§ **SUPPLIED DATA**:
--------

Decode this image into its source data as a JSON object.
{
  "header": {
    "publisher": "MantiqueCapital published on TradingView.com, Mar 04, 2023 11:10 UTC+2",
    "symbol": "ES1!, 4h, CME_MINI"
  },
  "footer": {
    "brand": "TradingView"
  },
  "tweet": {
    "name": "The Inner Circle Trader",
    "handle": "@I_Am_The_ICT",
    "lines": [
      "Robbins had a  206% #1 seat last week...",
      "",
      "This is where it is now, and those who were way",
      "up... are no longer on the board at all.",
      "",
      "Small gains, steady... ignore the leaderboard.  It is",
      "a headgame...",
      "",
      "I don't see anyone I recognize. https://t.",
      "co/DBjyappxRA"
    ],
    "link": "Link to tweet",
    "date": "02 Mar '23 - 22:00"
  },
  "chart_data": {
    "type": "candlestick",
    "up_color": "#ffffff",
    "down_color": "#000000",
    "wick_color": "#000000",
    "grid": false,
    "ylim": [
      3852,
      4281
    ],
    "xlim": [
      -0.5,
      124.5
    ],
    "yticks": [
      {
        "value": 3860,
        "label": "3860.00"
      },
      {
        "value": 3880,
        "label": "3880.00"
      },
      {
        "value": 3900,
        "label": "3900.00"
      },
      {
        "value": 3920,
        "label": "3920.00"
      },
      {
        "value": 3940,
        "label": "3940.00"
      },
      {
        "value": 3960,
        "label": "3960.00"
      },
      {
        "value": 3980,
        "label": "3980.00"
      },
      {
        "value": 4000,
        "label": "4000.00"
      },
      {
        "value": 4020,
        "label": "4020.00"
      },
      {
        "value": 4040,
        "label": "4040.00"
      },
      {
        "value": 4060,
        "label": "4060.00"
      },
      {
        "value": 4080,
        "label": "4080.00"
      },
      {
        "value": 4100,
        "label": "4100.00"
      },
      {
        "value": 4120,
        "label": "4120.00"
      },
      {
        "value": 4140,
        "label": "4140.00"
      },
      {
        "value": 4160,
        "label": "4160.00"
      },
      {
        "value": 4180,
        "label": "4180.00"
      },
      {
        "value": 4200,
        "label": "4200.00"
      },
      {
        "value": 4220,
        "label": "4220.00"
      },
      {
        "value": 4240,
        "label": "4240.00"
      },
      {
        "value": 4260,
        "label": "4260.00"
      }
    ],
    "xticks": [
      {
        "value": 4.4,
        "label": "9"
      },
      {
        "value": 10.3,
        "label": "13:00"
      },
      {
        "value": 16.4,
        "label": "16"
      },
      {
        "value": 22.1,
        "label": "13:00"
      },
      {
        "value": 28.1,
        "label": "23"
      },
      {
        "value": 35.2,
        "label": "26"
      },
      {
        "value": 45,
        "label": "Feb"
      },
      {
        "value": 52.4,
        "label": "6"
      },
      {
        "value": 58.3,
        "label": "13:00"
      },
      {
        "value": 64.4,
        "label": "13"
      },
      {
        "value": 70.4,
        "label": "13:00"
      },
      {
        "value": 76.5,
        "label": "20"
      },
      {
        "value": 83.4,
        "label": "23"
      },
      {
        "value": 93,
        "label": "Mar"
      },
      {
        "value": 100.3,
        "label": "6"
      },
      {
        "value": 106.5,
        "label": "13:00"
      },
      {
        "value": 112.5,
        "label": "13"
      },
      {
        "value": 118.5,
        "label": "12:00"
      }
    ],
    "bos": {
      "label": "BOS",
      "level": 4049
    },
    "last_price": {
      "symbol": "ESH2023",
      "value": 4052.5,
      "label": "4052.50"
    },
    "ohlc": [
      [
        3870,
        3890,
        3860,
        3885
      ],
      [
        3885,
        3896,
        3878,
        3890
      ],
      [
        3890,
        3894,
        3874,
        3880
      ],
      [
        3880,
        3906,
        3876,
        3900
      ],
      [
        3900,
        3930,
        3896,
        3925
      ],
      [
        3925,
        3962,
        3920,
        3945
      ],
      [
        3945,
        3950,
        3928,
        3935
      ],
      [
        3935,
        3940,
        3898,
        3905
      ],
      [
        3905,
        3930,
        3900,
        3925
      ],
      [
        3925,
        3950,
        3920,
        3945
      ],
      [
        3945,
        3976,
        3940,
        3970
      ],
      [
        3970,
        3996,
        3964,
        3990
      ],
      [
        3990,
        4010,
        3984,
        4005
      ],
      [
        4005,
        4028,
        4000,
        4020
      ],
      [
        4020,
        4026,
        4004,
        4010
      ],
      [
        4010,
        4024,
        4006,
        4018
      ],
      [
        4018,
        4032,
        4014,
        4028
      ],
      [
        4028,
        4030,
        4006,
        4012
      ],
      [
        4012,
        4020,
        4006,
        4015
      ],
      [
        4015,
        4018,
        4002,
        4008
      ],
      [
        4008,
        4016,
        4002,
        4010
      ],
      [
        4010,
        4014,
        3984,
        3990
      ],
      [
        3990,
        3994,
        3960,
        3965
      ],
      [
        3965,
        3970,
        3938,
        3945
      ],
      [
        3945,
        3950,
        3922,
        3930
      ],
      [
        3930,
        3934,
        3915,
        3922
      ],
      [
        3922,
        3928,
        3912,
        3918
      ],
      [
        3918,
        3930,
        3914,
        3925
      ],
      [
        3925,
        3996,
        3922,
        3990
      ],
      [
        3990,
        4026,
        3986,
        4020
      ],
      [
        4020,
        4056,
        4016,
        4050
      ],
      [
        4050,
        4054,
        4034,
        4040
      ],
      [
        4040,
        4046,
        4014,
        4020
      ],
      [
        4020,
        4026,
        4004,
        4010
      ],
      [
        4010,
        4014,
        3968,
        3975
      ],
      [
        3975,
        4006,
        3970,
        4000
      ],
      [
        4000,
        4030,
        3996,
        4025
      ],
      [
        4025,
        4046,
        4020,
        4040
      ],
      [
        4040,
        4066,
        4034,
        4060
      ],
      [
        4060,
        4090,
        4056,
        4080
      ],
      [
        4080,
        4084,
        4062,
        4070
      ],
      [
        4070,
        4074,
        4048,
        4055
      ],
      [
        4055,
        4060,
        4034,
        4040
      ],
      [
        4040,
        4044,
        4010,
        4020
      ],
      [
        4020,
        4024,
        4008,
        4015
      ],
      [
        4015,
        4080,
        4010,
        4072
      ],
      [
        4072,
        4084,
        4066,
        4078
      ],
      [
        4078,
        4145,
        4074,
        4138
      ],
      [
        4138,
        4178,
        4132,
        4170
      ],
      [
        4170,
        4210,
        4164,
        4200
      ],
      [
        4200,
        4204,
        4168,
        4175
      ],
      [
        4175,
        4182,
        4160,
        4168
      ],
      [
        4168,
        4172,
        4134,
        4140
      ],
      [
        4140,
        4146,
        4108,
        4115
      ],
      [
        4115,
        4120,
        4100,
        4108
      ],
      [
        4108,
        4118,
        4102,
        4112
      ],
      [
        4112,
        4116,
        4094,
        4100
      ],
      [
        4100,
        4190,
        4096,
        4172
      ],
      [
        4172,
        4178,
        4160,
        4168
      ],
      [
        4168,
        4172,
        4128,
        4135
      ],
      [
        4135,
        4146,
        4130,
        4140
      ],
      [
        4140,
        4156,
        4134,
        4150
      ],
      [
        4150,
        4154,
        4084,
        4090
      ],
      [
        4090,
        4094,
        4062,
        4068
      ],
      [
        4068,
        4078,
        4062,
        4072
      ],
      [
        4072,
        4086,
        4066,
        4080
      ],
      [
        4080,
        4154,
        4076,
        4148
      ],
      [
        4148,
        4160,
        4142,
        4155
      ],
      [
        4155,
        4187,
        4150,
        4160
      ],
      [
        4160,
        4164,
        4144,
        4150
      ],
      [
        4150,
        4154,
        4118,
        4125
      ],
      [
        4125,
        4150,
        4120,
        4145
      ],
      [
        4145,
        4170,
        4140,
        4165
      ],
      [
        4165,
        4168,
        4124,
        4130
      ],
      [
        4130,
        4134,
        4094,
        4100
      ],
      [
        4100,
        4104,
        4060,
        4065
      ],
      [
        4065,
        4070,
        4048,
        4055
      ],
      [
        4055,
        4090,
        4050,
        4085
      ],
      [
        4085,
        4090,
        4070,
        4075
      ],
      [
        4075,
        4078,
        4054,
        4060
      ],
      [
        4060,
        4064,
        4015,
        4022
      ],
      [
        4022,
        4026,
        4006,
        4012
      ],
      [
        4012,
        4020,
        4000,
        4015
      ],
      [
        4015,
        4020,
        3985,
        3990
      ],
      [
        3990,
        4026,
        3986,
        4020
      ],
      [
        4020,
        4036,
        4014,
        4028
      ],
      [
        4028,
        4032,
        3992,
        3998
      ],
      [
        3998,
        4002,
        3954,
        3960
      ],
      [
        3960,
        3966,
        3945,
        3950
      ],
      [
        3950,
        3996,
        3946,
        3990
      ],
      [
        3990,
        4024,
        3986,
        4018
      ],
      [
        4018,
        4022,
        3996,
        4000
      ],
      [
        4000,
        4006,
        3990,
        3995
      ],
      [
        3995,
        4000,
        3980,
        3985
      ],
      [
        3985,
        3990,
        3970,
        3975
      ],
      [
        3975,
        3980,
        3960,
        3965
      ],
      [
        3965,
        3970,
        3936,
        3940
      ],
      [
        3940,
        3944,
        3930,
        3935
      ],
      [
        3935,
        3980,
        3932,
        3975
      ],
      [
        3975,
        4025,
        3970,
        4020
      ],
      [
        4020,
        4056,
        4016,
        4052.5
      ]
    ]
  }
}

--------

§ **OBJECTIVE**:
Whenever "symbol" turns up in a line, pick that line out.

§ **OUTPUT OF THE TASK**:
    "symbol": "ES1!, 4h, CME_MINI"
      "symbol": "ESH2023",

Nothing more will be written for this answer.